Exercise => Look through the listing and locate every line containing the word "this"; copy those lines.

Part of a data file:
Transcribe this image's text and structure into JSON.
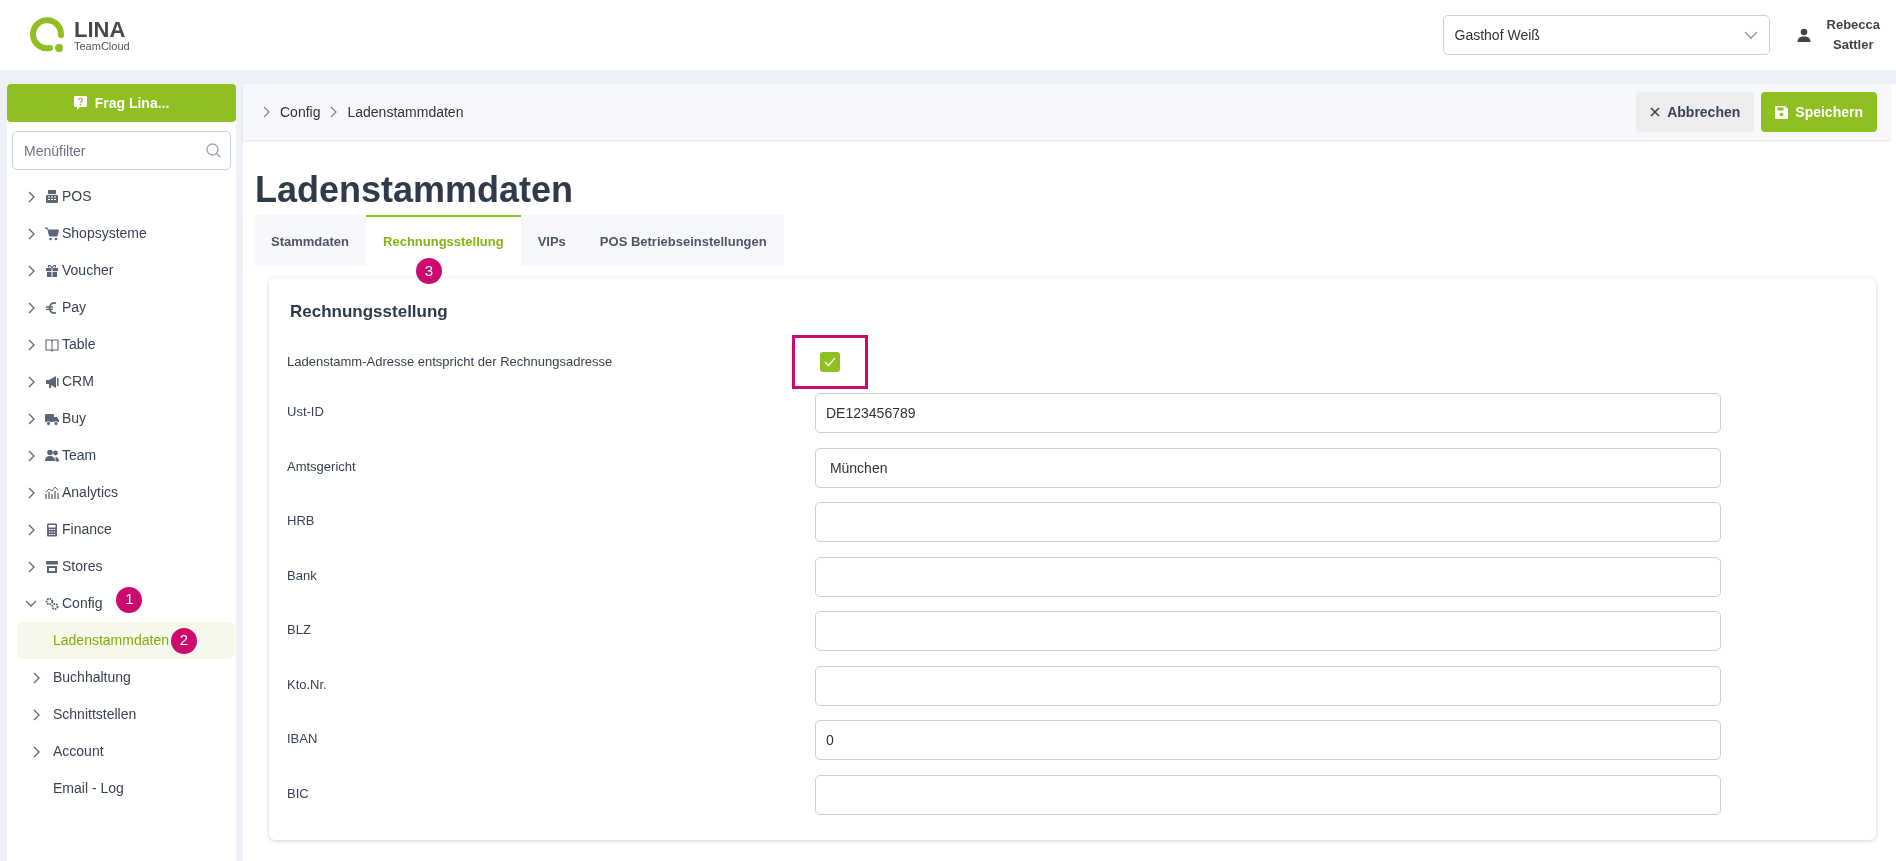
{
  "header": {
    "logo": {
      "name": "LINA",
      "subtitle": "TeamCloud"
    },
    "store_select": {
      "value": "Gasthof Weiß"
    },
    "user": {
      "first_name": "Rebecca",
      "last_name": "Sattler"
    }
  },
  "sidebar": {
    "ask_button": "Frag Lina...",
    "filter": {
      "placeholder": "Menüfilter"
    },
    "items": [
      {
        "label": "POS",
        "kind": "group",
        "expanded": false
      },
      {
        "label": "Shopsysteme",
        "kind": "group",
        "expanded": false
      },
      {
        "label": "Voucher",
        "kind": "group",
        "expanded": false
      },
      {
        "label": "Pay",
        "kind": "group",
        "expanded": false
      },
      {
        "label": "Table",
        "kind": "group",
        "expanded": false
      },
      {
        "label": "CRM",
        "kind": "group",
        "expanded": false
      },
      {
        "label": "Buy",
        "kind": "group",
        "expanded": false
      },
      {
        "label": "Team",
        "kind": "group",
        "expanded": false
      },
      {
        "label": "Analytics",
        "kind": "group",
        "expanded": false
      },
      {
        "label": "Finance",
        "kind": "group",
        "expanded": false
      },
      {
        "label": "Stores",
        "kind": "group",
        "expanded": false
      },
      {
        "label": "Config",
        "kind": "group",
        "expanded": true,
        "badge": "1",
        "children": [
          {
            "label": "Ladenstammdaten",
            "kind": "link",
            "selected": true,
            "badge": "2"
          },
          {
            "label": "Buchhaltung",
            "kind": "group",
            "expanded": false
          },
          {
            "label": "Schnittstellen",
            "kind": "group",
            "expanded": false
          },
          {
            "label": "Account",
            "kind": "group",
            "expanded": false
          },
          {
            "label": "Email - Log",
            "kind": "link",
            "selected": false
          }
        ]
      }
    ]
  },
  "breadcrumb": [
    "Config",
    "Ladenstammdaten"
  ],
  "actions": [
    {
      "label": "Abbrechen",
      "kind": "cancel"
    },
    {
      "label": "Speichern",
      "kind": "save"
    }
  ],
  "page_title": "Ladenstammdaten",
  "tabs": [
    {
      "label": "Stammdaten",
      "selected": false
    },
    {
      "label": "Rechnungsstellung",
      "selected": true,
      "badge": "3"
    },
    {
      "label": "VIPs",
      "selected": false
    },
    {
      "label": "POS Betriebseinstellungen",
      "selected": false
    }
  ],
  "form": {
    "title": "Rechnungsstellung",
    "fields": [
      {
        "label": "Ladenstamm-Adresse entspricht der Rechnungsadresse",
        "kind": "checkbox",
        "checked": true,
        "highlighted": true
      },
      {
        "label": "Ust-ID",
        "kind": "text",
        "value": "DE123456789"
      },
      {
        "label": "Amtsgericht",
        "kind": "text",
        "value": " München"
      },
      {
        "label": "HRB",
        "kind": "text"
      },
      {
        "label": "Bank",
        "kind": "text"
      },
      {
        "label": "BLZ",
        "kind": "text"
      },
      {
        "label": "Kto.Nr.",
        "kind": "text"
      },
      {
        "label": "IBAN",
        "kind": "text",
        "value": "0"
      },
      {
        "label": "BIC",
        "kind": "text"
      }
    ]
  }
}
---
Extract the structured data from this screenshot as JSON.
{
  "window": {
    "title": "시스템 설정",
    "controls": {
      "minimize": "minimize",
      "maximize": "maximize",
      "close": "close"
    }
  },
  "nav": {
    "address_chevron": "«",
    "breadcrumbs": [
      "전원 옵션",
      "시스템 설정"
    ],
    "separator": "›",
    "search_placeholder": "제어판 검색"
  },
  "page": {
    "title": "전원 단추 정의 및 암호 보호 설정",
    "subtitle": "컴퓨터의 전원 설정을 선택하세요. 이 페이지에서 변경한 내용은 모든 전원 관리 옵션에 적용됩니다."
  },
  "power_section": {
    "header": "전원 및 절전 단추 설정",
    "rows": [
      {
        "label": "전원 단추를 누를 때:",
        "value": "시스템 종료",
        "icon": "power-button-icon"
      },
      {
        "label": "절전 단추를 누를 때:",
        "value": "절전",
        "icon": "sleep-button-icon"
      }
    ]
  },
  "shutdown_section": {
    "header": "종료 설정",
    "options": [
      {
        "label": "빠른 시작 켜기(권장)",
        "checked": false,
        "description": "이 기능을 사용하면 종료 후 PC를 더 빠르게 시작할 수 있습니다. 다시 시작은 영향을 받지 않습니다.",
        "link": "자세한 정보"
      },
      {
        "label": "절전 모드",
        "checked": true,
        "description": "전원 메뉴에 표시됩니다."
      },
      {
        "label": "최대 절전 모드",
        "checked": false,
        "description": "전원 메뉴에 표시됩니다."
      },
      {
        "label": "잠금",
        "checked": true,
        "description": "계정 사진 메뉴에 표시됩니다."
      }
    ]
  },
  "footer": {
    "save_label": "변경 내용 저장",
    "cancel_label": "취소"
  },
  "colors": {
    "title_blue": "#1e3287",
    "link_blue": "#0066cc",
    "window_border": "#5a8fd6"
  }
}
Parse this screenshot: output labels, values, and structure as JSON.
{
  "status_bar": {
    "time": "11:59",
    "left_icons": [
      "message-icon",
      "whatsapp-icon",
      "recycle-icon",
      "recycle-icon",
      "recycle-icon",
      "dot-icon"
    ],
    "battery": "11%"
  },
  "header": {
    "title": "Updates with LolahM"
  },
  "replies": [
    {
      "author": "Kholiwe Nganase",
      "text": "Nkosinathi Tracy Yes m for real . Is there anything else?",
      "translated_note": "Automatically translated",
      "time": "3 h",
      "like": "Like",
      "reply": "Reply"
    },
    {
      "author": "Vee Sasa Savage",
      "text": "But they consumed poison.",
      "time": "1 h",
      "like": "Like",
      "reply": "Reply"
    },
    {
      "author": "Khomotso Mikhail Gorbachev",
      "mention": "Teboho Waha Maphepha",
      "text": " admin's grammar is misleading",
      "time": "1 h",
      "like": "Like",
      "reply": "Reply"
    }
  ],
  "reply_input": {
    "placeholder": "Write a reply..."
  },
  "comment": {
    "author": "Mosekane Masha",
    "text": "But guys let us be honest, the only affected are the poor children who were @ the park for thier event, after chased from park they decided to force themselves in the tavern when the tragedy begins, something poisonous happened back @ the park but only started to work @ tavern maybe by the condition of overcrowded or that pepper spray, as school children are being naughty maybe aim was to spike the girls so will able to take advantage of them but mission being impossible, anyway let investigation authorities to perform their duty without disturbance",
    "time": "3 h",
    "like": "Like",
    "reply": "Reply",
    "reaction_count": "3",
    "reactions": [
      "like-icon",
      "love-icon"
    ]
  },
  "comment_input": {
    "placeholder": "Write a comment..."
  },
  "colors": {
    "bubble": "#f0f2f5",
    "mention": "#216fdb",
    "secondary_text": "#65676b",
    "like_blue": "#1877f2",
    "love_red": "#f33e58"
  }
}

Solution =>
Transcribe this image's text and structure into JSON.
Extract the structured data from this screenshot as JSON.
Parse this screenshot: output labels, values, and structure as JSON.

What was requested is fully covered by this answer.